### Goal
Wherever the string "xlabel" appears in a line, extract that line.

--- START OF Data for this exercise ---

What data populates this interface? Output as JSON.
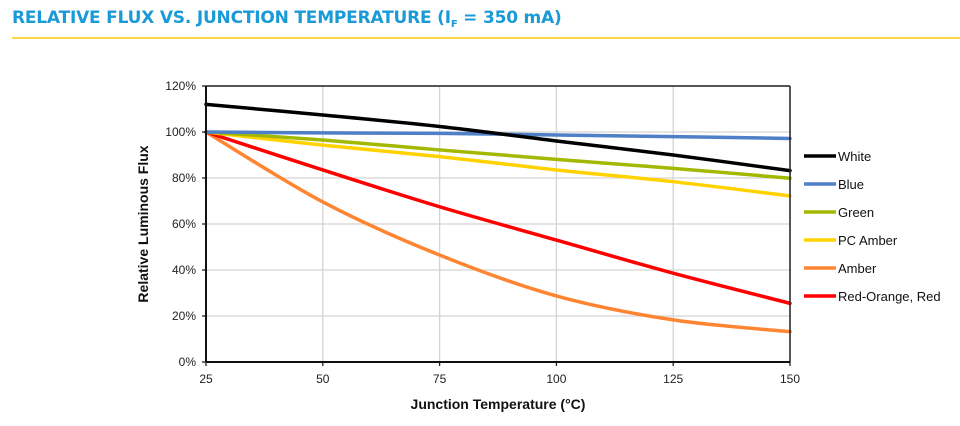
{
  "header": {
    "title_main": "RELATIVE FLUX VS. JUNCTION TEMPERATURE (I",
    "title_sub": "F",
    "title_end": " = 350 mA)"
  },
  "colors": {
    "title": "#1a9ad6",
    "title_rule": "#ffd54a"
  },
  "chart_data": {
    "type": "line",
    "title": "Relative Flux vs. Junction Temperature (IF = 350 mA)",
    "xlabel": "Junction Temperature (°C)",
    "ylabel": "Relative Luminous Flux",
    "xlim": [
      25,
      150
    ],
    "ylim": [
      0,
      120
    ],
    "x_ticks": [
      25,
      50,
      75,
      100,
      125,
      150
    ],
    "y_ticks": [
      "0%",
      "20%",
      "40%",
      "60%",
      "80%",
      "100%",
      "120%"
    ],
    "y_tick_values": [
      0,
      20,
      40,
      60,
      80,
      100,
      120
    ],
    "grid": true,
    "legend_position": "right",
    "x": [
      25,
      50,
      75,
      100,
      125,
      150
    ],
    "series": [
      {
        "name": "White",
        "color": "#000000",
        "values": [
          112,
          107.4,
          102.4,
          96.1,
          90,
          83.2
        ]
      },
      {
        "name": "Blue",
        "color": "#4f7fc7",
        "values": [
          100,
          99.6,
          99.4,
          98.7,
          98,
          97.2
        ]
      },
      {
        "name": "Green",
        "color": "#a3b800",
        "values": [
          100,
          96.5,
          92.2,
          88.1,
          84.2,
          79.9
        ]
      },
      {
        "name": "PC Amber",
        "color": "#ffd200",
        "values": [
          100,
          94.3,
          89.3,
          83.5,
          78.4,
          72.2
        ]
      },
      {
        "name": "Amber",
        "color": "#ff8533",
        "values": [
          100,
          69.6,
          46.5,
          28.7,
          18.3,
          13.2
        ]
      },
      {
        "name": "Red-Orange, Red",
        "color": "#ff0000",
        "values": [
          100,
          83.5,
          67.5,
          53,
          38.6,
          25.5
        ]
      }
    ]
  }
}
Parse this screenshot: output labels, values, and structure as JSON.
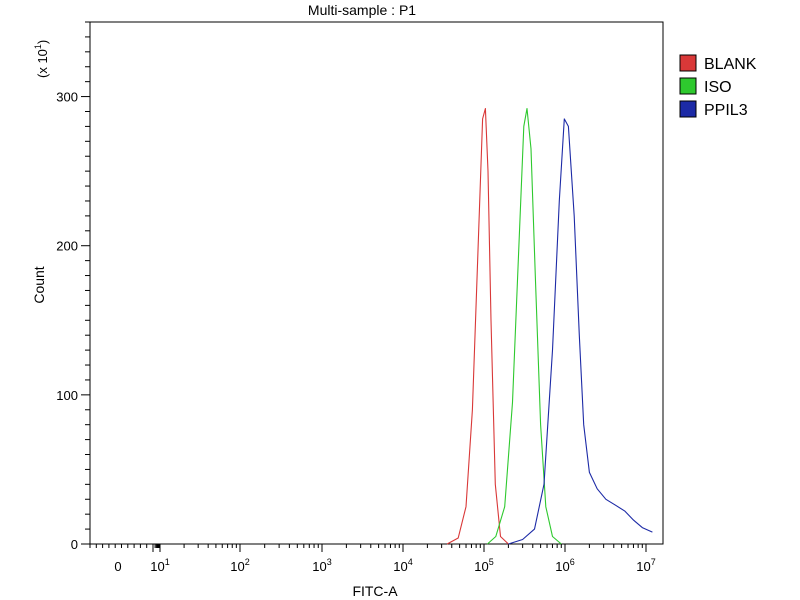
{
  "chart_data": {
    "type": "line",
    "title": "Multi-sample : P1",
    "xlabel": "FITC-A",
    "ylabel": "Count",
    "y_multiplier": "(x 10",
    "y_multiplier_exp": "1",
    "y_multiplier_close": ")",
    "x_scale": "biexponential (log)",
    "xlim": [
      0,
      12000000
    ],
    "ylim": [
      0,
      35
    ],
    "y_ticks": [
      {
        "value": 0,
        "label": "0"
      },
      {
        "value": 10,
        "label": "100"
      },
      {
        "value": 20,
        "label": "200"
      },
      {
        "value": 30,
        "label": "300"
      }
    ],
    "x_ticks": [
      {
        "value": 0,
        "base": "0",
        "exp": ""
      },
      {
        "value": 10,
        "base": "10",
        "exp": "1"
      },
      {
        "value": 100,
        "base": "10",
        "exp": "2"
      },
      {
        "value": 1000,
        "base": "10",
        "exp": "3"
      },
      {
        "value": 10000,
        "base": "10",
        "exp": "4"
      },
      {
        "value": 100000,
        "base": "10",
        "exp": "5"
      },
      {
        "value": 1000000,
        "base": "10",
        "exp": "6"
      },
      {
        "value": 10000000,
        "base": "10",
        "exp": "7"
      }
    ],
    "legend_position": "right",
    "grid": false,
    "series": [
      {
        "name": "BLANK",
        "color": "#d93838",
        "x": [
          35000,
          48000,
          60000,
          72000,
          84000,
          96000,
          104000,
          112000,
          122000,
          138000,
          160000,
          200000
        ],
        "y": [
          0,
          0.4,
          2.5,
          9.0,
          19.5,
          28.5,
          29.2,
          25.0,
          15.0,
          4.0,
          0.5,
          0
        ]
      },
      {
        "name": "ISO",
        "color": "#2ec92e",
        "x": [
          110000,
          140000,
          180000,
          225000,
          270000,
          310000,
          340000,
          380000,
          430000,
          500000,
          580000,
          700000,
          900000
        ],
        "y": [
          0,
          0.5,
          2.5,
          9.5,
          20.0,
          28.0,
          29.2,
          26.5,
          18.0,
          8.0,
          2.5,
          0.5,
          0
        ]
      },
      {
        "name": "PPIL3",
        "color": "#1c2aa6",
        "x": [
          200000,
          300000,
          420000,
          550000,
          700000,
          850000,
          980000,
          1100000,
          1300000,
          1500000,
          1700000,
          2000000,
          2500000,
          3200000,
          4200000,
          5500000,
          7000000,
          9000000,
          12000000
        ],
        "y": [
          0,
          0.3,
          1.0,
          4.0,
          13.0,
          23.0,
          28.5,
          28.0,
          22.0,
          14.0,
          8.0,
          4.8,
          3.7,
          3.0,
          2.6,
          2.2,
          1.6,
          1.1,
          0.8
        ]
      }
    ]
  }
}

--- END OF Data for this exercise ---

### Final result
    "xlabel": "Junction Temperature (°C)",
    "xlabel": "FITC-A",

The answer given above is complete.